INSTRUCTIONS FOR THE TASK —
Go through the records and extract every line with the word "this".

---------- RECORDS TO PROCESS

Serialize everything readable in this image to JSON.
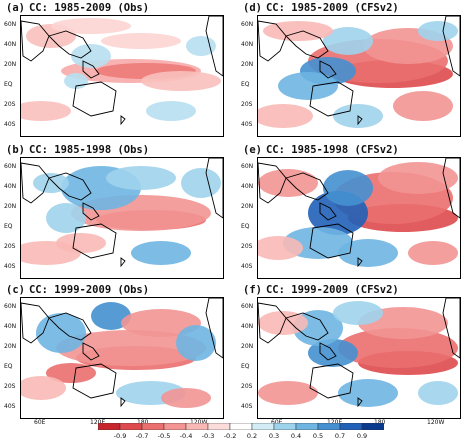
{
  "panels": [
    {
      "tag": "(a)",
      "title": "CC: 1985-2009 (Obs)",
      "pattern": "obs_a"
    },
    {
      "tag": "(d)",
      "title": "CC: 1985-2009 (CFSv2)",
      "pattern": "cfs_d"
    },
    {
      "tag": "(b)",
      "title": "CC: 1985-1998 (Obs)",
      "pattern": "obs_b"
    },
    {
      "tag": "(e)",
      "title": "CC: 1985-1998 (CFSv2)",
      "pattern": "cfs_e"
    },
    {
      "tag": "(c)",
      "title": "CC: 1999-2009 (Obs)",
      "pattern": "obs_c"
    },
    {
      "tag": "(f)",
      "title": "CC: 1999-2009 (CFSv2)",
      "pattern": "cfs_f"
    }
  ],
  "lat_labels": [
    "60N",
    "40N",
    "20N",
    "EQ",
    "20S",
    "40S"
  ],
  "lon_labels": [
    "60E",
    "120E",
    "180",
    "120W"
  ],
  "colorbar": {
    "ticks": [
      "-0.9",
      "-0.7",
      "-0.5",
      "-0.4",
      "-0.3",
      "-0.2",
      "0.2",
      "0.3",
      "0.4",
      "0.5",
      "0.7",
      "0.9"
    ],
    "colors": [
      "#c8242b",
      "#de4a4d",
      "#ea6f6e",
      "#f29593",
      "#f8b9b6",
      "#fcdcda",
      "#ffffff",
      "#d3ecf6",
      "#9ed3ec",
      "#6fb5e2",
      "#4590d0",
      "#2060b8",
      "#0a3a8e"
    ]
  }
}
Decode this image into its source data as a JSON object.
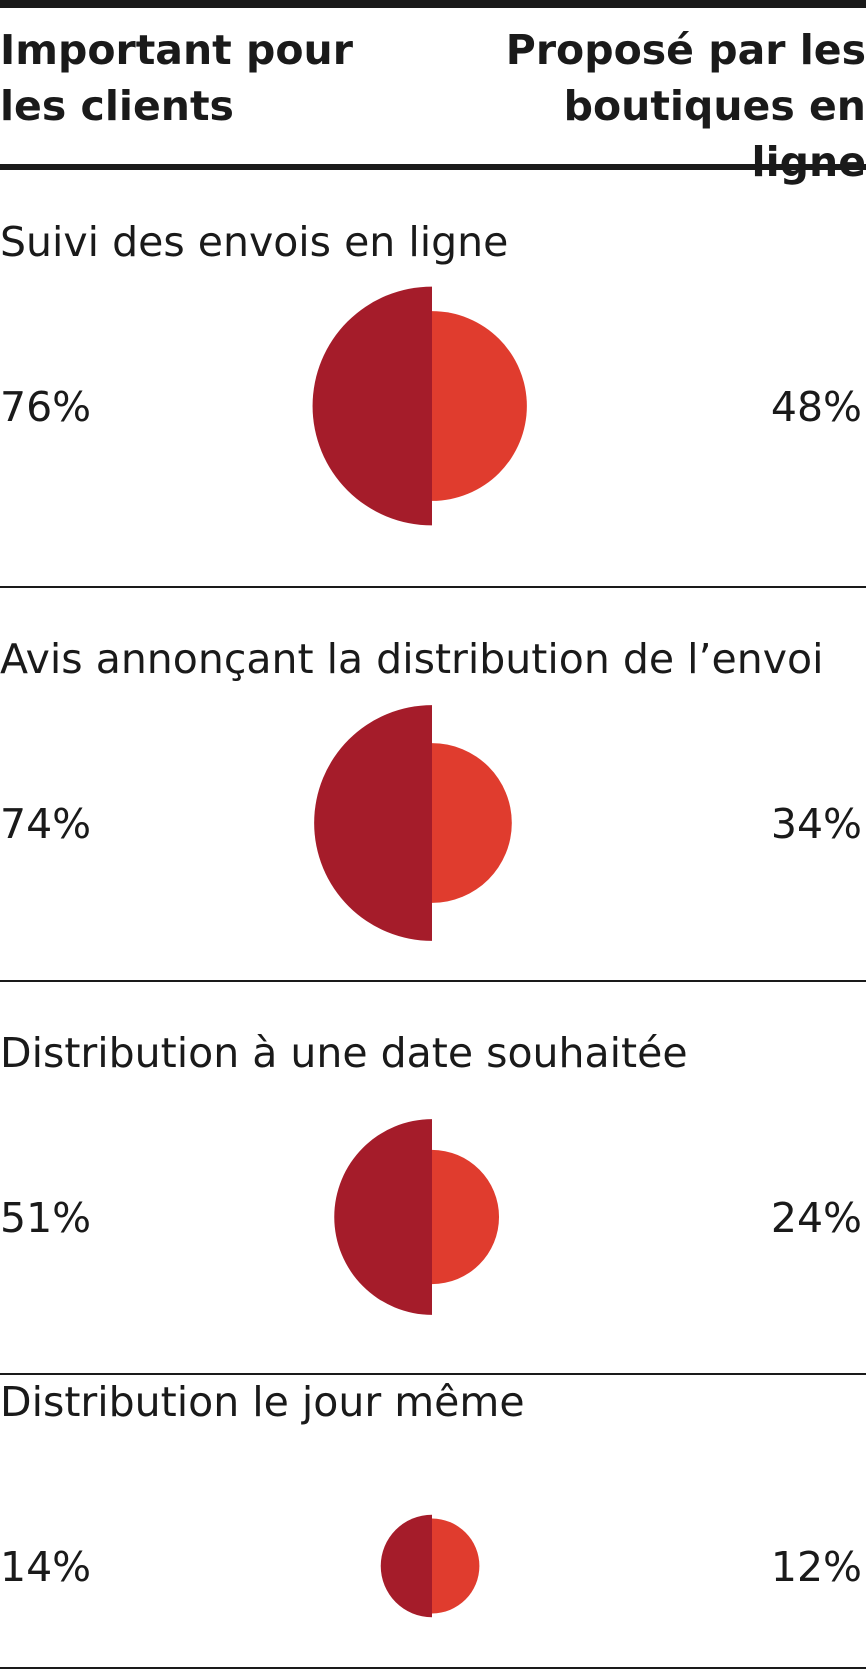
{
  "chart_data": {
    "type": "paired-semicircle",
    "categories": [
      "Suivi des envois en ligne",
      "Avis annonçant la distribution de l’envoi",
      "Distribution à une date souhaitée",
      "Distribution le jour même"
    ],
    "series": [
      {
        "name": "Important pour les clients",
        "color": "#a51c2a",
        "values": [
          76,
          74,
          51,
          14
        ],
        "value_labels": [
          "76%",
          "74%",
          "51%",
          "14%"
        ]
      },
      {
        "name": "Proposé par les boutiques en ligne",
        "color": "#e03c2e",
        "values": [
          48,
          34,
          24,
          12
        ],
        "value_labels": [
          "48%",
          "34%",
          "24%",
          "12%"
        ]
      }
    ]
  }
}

--------------------

ANSWER —
Serialize everything readable in this image to JSON.
Decode this image into its source data as a JSON object.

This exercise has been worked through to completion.